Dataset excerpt
================================

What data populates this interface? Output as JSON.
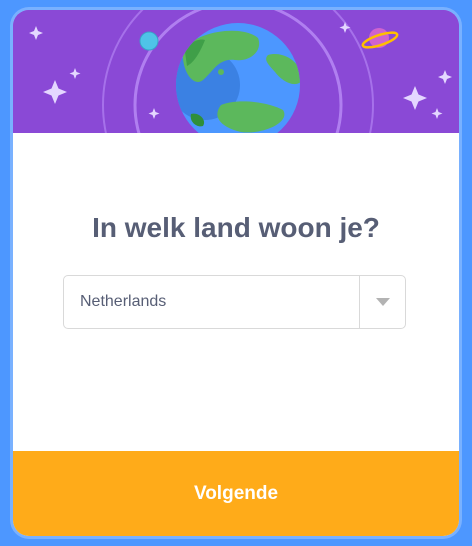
{
  "dialog": {
    "question": "In welk land woon je?",
    "country_select": {
      "selected_value": "Netherlands"
    },
    "next_button_label": "Volgende"
  },
  "header_art": {
    "icons": [
      "earth-icon",
      "planet-icon",
      "moon-icon",
      "sparkle-icon"
    ]
  },
  "colors": {
    "frame": "#4d97ff",
    "header": "#8a49d6",
    "title_text": "#575e75",
    "button": "#ffab19"
  }
}
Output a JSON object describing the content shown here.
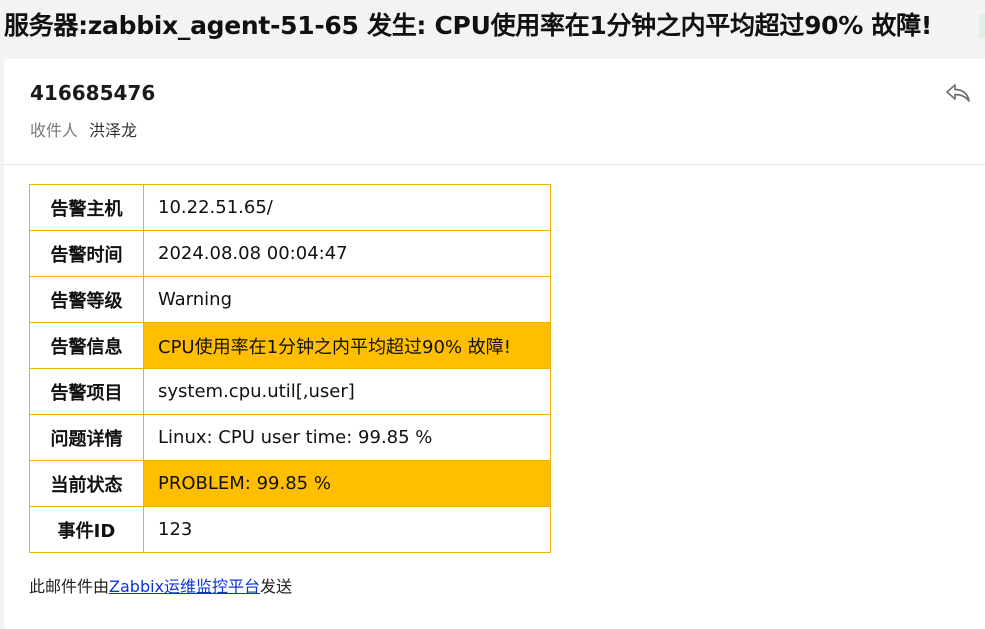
{
  "subject": "服务器:zabbix_agent-51-65 发生: CPU使用率在1分钟之内平均超过90% 故障!",
  "message": {
    "sender": "416685476",
    "recipient_label": "收件人",
    "recipient_name": "洪泽龙",
    "reply_icon": "reply-icon"
  },
  "alert_table": [
    {
      "key": "告警主机",
      "value": "10.22.51.65/"
    },
    {
      "key": "告警时间",
      "value": "2024.08.08 00:04:47"
    },
    {
      "key": "告警等级",
      "value": "Warning"
    },
    {
      "key": "告警信息",
      "value": "CPU使用率在1分钟之内平均超过90% 故障!"
    },
    {
      "key": "告警项目",
      "value": "system.cpu.util[,user]"
    },
    {
      "key": "问题详情",
      "value": "Linux: CPU user time: 99.85 %"
    },
    {
      "key": "当前状态",
      "value": "PROBLEM: 99.85 %"
    },
    {
      "key": "事件ID",
      "value": "123"
    }
  ],
  "footer": {
    "prefix": "此邮件件由",
    "link": "Zabbix运维监控平台",
    "suffix": "发送"
  },
  "colors": {
    "highlight": "#ffbf00",
    "table_border": "#f0b400",
    "link": "#0b35d6"
  }
}
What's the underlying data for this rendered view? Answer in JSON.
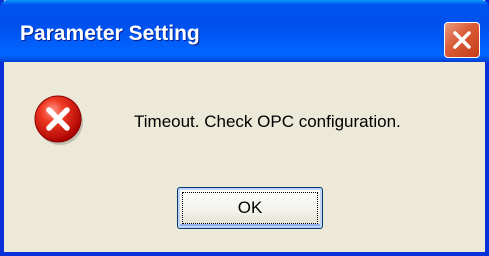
{
  "window": {
    "title": "Parameter Setting",
    "close_icon": "close-icon"
  },
  "dialog": {
    "icon": "error-icon",
    "message": "Timeout. Check OPC configuration.",
    "ok_label": "OK"
  },
  "colors": {
    "titlebar": "#0054e3",
    "frame": "#0831d9",
    "background": "#ece9d8",
    "close_button": "#d95b35",
    "error_red": "#d90000"
  }
}
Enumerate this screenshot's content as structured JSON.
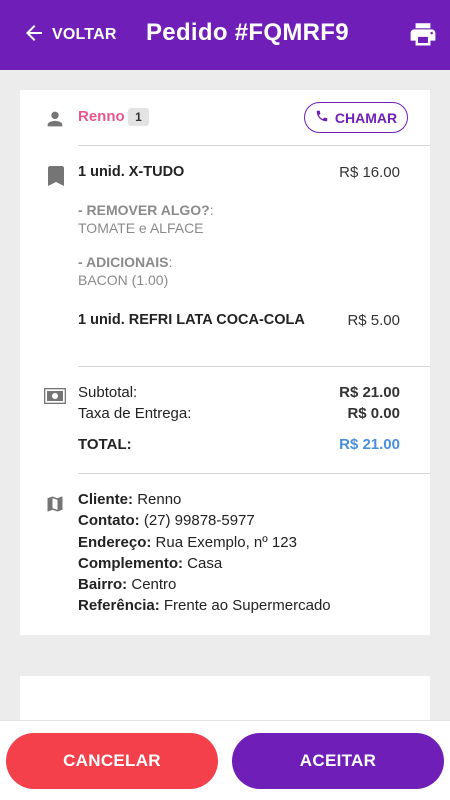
{
  "header": {
    "back_label": "VOLTAR",
    "title": "Pedido #FQMRF9",
    "print_icon": "printer-icon",
    "back_icon": "arrow-left-icon"
  },
  "customer": {
    "name": "Renno",
    "order_count": "1",
    "call_label": "CHAMAR",
    "icon": "person-icon"
  },
  "items": [
    {
      "name": "1 unid. X-TUDO",
      "price": "R$ 16.00",
      "remove_label": "- REMOVER ALGO?",
      "remove_suffix": ":",
      "remove_value": "TOMATE e ALFACE",
      "add_label": "- ADICIONAIS",
      "add_suffix": ":",
      "add_value": "BACON (1.00)"
    },
    {
      "name": "1 unid. REFRI LATA COCA-COLA",
      "price": "R$ 5.00"
    }
  ],
  "totals": {
    "subtotal_label": "Subtotal:",
    "subtotal_value": "R$ 21.00",
    "delivery_label": "Taxa de Entrega:",
    "delivery_value": "R$ 0.00",
    "total_label": "TOTAL:",
    "total_value": "R$ 21.00",
    "icon": "money-icon"
  },
  "delivery": {
    "icon": "map-icon",
    "client_label": "Cliente:",
    "client_value": "Renno",
    "contact_label": "Contato:",
    "contact_value": "(27) 99878-5977",
    "address_label": "Endereço:",
    "address_value": "Rua Exemplo, nº 123",
    "complement_label": "Complemento:",
    "complement_value": "Casa",
    "district_label": "Bairro:",
    "district_value": "Centro",
    "reference_label": "Referência:",
    "reference_value": "Frente ao Supermercado"
  },
  "actions": {
    "cancel_label": "CANCELAR",
    "accept_label": "ACEITAR"
  },
  "colors": {
    "primary": "#6f1fb8",
    "danger": "#f4404a",
    "customer_name": "#e8568f",
    "total_value": "#4a90d9"
  }
}
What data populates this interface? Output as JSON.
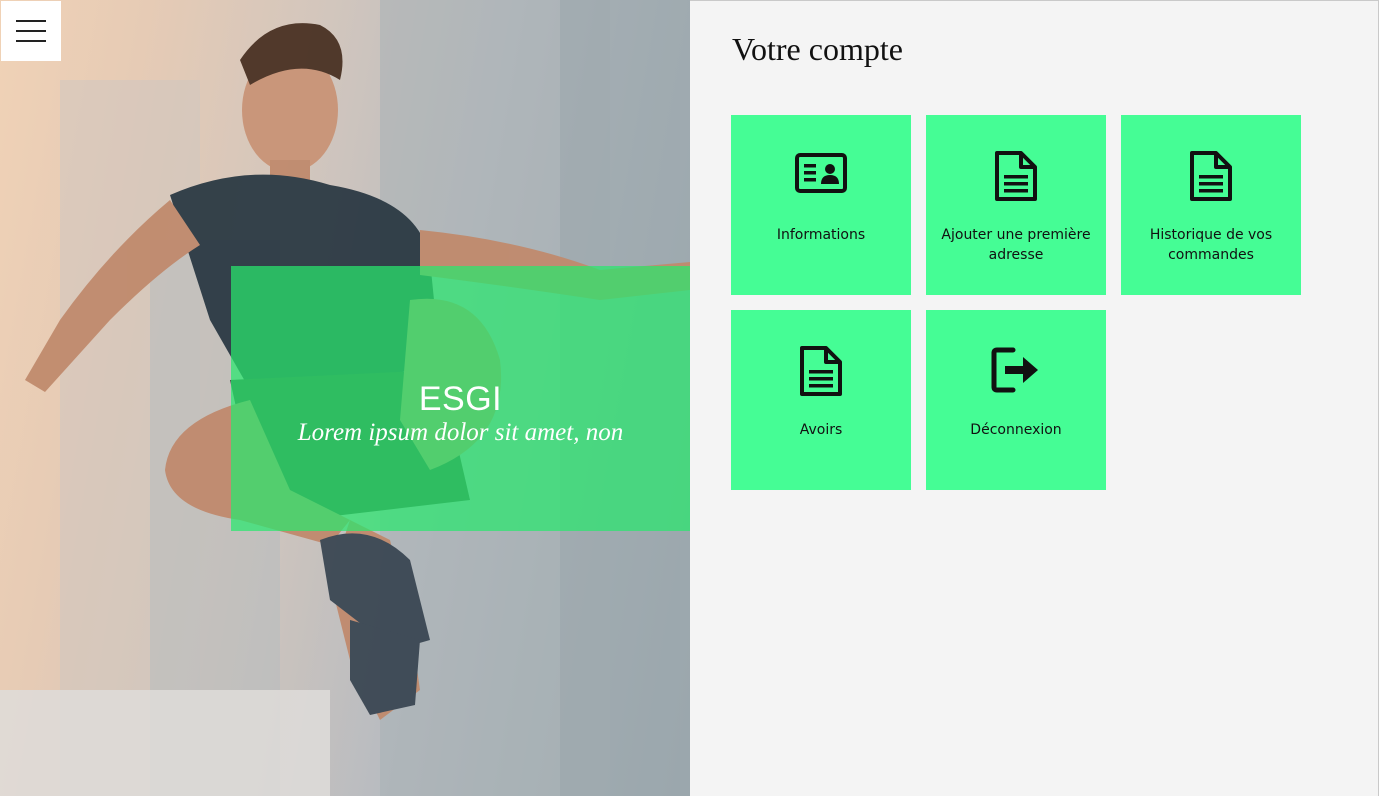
{
  "hero": {
    "title": "ESGI",
    "subtitle": "Lorem ipsum dolor sit amet, non",
    "overlay_color": "#28e86e"
  },
  "menu": {
    "icon": "hamburger-icon"
  },
  "account": {
    "title": "Votre compte",
    "tile_color": "#45fd95",
    "tiles": [
      {
        "label": "Informations",
        "icon": "id-card-icon"
      },
      {
        "label": "Ajouter une première adresse",
        "icon": "document-icon"
      },
      {
        "label": "Historique de vos commandes",
        "icon": "document-icon"
      },
      {
        "label": "Avoirs",
        "icon": "document-icon"
      },
      {
        "label": "Déconnexion",
        "icon": "sign-out-icon"
      }
    ]
  }
}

================================

What is needed
Images in the data above are to be skipped. Retype all other material exactly.

Expected answer
What data populates this interface? Output as JSON.
{
  "dialog": {
    "question": "In welk land woon je?",
    "country_select": {
      "selected_value": "Netherlands"
    },
    "next_button_label": "Volgende"
  },
  "header_art": {
    "icons": [
      "earth-icon",
      "planet-icon",
      "moon-icon",
      "sparkle-icon"
    ]
  },
  "colors": {
    "frame": "#4d97ff",
    "header": "#8a49d6",
    "title_text": "#575e75",
    "button": "#ffab19"
  }
}
Output a JSON object describing the content shown here.
{
  "subject": "服务器:zabbix_agent-51-65 发生: CPU使用率在1分钟之内平均超过90% 故障!",
  "message": {
    "sender": "416685476",
    "recipient_label": "收件人",
    "recipient_name": "洪泽龙",
    "reply_icon": "reply-icon"
  },
  "alert_table": [
    {
      "key": "告警主机",
      "value": "10.22.51.65/"
    },
    {
      "key": "告警时间",
      "value": "2024.08.08 00:04:47"
    },
    {
      "key": "告警等级",
      "value": "Warning"
    },
    {
      "key": "告警信息",
      "value": "CPU使用率在1分钟之内平均超过90% 故障!"
    },
    {
      "key": "告警项目",
      "value": "system.cpu.util[,user]"
    },
    {
      "key": "问题详情",
      "value": "Linux: CPU user time: 99.85 %"
    },
    {
      "key": "当前状态",
      "value": "PROBLEM: 99.85 %"
    },
    {
      "key": "事件ID",
      "value": "123"
    }
  ],
  "footer": {
    "prefix": "此邮件件由",
    "link": "Zabbix运维监控平台",
    "suffix": "发送"
  },
  "colors": {
    "highlight": "#ffbf00",
    "table_border": "#f0b400",
    "link": "#0b35d6"
  }
}
What's the underlying data for this rendered view? Answer in JSON.
{
  "window": {
    "title": "Parameter Setting",
    "close_icon": "close-icon"
  },
  "dialog": {
    "icon": "error-icon",
    "message": "Timeout. Check OPC configuration.",
    "ok_label": "OK"
  },
  "colors": {
    "titlebar": "#0054e3",
    "frame": "#0831d9",
    "background": "#ece9d8",
    "close_button": "#d95b35",
    "error_red": "#d90000"
  }
}
Enumerate this screenshot's content as structured JSON.
{
  "header": {
    "back_label": "VOLTAR",
    "title": "Pedido #FQMRF9",
    "print_icon": "printer-icon",
    "back_icon": "arrow-left-icon"
  },
  "customer": {
    "name": "Renno",
    "order_count": "1",
    "call_label": "CHAMAR",
    "icon": "person-icon"
  },
  "items": [
    {
      "name": "1 unid. X-TUDO",
      "price": "R$ 16.00",
      "remove_label": "- REMOVER ALGO?",
      "remove_suffix": ":",
      "remove_value": "TOMATE e ALFACE",
      "add_label": "- ADICIONAIS",
      "add_suffix": ":",
      "add_value": "BACON (1.00)"
    },
    {
      "name": "1 unid. REFRI LATA COCA-COLA",
      "price": "R$ 5.00"
    }
  ],
  "totals": {
    "subtotal_label": "Subtotal:",
    "subtotal_value": "R$ 21.00",
    "delivery_label": "Taxa de Entrega:",
    "delivery_value": "R$ 0.00",
    "total_label": "TOTAL:",
    "total_value": "R$ 21.00",
    "icon": "money-icon"
  },
  "delivery": {
    "icon": "map-icon",
    "client_label": "Cliente:",
    "client_value": "Renno",
    "contact_label": "Contato:",
    "contact_value": "(27) 99878-5977",
    "address_label": "Endereço:",
    "address_value": "Rua Exemplo, nº 123",
    "complement_label": "Complemento:",
    "complement_value": "Casa",
    "district_label": "Bairro:",
    "district_value": "Centro",
    "reference_label": "Referência:",
    "reference_value": "Frente ao Supermercado"
  },
  "actions": {
    "cancel_label": "CANCELAR",
    "accept_label": "ACEITAR"
  },
  "colors": {
    "primary": "#6f1fb8",
    "danger": "#f4404a",
    "customer_name": "#e8568f",
    "total_value": "#4a90d9"
  }
}
What data populates this interface? Output as JSON.
{
  "hero": {
    "title": "ESGI",
    "subtitle": "Lorem ipsum dolor sit amet, non",
    "overlay_color": "#28e86e"
  },
  "menu": {
    "icon": "hamburger-icon"
  },
  "account": {
    "title": "Votre compte",
    "tile_color": "#45fd95",
    "tiles": [
      {
        "label": "Informations",
        "icon": "id-card-icon"
      },
      {
        "label": "Ajouter une première adresse",
        "icon": "document-icon"
      },
      {
        "label": "Historique de vos commandes",
        "icon": "document-icon"
      },
      {
        "label": "Avoirs",
        "icon": "document-icon"
      },
      {
        "label": "Déconnexion",
        "icon": "sign-out-icon"
      }
    ]
  }
}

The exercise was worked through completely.